* _Stated exercise_
The data must be written out once more, precisely as given.

[Collected data entries]
+ + +

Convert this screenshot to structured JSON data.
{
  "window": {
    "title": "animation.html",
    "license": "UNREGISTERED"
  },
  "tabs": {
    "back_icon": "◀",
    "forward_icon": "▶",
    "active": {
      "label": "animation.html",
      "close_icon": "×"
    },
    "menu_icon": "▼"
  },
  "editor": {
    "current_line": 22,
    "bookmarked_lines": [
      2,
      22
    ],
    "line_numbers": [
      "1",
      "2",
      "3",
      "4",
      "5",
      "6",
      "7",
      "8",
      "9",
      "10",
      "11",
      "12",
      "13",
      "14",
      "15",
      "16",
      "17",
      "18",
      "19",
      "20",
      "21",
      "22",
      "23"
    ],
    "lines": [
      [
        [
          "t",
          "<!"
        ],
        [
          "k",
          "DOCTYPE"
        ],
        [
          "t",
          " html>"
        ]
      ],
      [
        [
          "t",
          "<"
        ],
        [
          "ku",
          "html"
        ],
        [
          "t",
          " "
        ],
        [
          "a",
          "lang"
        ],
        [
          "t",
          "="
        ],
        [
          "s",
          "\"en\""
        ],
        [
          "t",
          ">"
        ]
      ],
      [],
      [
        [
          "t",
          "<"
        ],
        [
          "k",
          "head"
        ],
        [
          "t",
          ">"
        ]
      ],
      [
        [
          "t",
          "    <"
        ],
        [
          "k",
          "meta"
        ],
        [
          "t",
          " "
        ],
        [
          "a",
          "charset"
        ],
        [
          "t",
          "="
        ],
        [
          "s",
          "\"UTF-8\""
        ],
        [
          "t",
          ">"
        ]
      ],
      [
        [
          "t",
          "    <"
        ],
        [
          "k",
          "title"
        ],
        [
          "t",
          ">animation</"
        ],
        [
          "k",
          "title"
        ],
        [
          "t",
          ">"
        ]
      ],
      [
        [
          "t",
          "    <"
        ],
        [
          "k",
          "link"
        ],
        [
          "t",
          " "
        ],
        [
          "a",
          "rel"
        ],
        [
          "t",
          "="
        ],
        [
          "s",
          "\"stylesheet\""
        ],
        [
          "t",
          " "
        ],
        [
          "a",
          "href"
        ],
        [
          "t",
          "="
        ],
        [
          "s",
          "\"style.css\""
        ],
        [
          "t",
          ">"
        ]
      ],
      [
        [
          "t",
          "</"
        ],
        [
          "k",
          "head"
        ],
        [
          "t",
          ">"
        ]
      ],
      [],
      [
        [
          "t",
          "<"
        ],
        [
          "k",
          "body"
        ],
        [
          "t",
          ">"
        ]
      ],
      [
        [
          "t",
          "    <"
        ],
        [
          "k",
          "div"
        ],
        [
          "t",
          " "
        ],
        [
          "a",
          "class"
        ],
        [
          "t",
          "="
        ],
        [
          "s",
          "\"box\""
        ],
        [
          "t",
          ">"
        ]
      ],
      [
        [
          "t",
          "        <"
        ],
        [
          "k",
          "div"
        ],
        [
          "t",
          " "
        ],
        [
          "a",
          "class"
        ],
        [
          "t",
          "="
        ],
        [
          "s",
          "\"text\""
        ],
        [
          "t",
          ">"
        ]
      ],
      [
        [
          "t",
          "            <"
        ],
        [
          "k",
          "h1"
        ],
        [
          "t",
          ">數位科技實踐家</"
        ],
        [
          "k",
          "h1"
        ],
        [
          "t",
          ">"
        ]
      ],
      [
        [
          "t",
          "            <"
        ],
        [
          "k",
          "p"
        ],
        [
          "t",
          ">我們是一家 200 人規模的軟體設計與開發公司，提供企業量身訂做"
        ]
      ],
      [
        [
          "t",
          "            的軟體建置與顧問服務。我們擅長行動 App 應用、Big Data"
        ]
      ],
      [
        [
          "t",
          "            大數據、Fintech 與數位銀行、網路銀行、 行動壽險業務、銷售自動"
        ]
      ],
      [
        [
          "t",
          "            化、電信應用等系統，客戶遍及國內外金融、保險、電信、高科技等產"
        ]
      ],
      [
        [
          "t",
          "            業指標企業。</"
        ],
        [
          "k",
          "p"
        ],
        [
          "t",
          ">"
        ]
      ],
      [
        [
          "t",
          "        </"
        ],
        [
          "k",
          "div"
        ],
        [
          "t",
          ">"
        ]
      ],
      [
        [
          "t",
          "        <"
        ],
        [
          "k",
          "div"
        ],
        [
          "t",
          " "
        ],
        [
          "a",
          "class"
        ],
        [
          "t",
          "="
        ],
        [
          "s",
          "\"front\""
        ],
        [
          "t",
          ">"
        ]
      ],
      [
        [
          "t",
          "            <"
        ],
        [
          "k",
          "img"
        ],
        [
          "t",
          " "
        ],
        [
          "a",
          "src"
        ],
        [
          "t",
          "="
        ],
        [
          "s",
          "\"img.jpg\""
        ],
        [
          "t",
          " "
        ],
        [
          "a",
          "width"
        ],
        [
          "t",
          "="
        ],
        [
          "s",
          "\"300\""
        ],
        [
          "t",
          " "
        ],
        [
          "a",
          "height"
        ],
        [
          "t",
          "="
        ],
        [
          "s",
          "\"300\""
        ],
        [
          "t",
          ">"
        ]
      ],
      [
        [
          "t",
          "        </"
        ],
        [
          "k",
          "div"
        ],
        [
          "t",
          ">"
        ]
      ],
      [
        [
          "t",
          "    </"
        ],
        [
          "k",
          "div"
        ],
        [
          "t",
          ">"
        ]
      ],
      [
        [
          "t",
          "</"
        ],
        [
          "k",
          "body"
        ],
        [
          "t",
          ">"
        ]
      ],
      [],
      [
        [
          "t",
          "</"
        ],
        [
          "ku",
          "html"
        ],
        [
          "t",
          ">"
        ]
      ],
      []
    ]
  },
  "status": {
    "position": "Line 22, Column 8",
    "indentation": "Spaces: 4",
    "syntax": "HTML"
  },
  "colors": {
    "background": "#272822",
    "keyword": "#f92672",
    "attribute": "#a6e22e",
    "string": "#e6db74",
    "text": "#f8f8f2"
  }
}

+ + +

* _Written solution_
Convert this screenshot to structured JSON data.
{
  "window": {
    "title": "animation.html",
    "license": "UNREGISTERED"
  },
  "tabs": {
    "back_icon": "◀",
    "forward_icon": "▶",
    "active": {
      "label": "animation.html",
      "close_icon": "×"
    },
    "menu_icon": "▼"
  },
  "editor": {
    "current_line": 22,
    "bookmarked_lines": [
      2,
      22
    ],
    "line_numbers": [
      "1",
      "2",
      "3",
      "4",
      "5",
      "6",
      "7",
      "8",
      "9",
      "10",
      "11",
      "12",
      "13",
      "14",
      "15",
      "16",
      "17",
      "18",
      "19",
      "20",
      "21",
      "22",
      "23"
    ],
    "lines": [
      [
        [
          "t",
          "<!"
        ],
        [
          "k",
          "DOCTYPE"
        ],
        [
          "t",
          " html>"
        ]
      ],
      [
        [
          "t",
          "<"
        ],
        [
          "ku",
          "html"
        ],
        [
          "t",
          " "
        ],
        [
          "a",
          "lang"
        ],
        [
          "t",
          "="
        ],
        [
          "s",
          "\"en\""
        ],
        [
          "t",
          ">"
        ]
      ],
      [],
      [
        [
          "t",
          "<"
        ],
        [
          "k",
          "head"
        ],
        [
          "t",
          ">"
        ]
      ],
      [
        [
          "t",
          "    <"
        ],
        [
          "k",
          "meta"
        ],
        [
          "t",
          " "
        ],
        [
          "a",
          "charset"
        ],
        [
          "t",
          "="
        ],
        [
          "s",
          "\"UTF-8\""
        ],
        [
          "t",
          ">"
        ]
      ],
      [
        [
          "t",
          "    <"
        ],
        [
          "k",
          "title"
        ],
        [
          "t",
          ">animation</"
        ],
        [
          "k",
          "title"
        ],
        [
          "t",
          ">"
        ]
      ],
      [
        [
          "t",
          "    <"
        ],
        [
          "k",
          "link"
        ],
        [
          "t",
          " "
        ],
        [
          "a",
          "rel"
        ],
        [
          "t",
          "="
        ],
        [
          "s",
          "\"stylesheet\""
        ],
        [
          "t",
          " "
        ],
        [
          "a",
          "href"
        ],
        [
          "t",
          "="
        ],
        [
          "s",
          "\"style.css\""
        ],
        [
          "t",
          ">"
        ]
      ],
      [
        [
          "t",
          "</"
        ],
        [
          "k",
          "head"
        ],
        [
          "t",
          ">"
        ]
      ],
      [],
      [
        [
          "t",
          "<"
        ],
        [
          "k",
          "body"
        ],
        [
          "t",
          ">"
        ]
      ],
      [
        [
          "t",
          "    <"
        ],
        [
          "k",
          "div"
        ],
        [
          "t",
          " "
        ],
        [
          "a",
          "class"
        ],
        [
          "t",
          "="
        ],
        [
          "s",
          "\"box\""
        ],
        [
          "t",
          ">"
        ]
      ],
      [
        [
          "t",
          "        <"
        ],
        [
          "k",
          "div"
        ],
        [
          "t",
          " "
        ],
        [
          "a",
          "class"
        ],
        [
          "t",
          "="
        ],
        [
          "s",
          "\"text\""
        ],
        [
          "t",
          ">"
        ]
      ],
      [
        [
          "t",
          "            <"
        ],
        [
          "k",
          "h1"
        ],
        [
          "t",
          ">數位科技實踐家</"
        ],
        [
          "k",
          "h1"
        ],
        [
          "t",
          ">"
        ]
      ],
      [
        [
          "t",
          "            <"
        ],
        [
          "k",
          "p"
        ],
        [
          "t",
          ">我們是一家 200 人規模的軟體設計與開發公司，提供企業量身訂做"
        ]
      ],
      [
        [
          "t",
          "            的軟體建置與顧問服務。我們擅長行動 App 應用、Big Data"
        ]
      ],
      [
        [
          "t",
          "            大數據、Fintech 與數位銀行、網路銀行、 行動壽險業務、銷售自動"
        ]
      ],
      [
        [
          "t",
          "            化、電信應用等系統，客戶遍及國內外金融、保險、電信、高科技等產"
        ]
      ],
      [
        [
          "t",
          "            業指標企業。</"
        ],
        [
          "k",
          "p"
        ],
        [
          "t",
          ">"
        ]
      ],
      [
        [
          "t",
          "        </"
        ],
        [
          "k",
          "div"
        ],
        [
          "t",
          ">"
        ]
      ],
      [
        [
          "t",
          "        <"
        ],
        [
          "k",
          "div"
        ],
        [
          "t",
          " "
        ],
        [
          "a",
          "class"
        ],
        [
          "t",
          "="
        ],
        [
          "s",
          "\"front\""
        ],
        [
          "t",
          ">"
        ]
      ],
      [
        [
          "t",
          "            <"
        ],
        [
          "k",
          "img"
        ],
        [
          "t",
          " "
        ],
        [
          "a",
          "src"
        ],
        [
          "t",
          "="
        ],
        [
          "s",
          "\"img.jpg\""
        ],
        [
          "t",
          " "
        ],
        [
          "a",
          "width"
        ],
        [
          "t",
          "="
        ],
        [
          "s",
          "\"300\""
        ],
        [
          "t",
          " "
        ],
        [
          "a",
          "height"
        ],
        [
          "t",
          "="
        ],
        [
          "s",
          "\"300\""
        ],
        [
          "t",
          ">"
        ]
      ],
      [
        [
          "t",
          "        </"
        ],
        [
          "k",
          "div"
        ],
        [
          "t",
          ">"
        ]
      ],
      [
        [
          "t",
          "    </"
        ],
        [
          "k",
          "div"
        ],
        [
          "t",
          ">"
        ]
      ],
      [
        [
          "t",
          "</"
        ],
        [
          "k",
          "body"
        ],
        [
          "t",
          ">"
        ]
      ],
      [],
      [
        [
          "t",
          "</"
        ],
        [
          "ku",
          "html"
        ],
        [
          "t",
          ">"
        ]
      ],
      []
    ]
  },
  "status": {
    "position": "Line 22, Column 8",
    "indentation": "Spaces: 4",
    "syntax": "HTML"
  },
  "colors": {
    "background": "#272822",
    "keyword": "#f92672",
    "attribute": "#a6e22e",
    "string": "#e6db74",
    "text": "#f8f8f2"
  }
}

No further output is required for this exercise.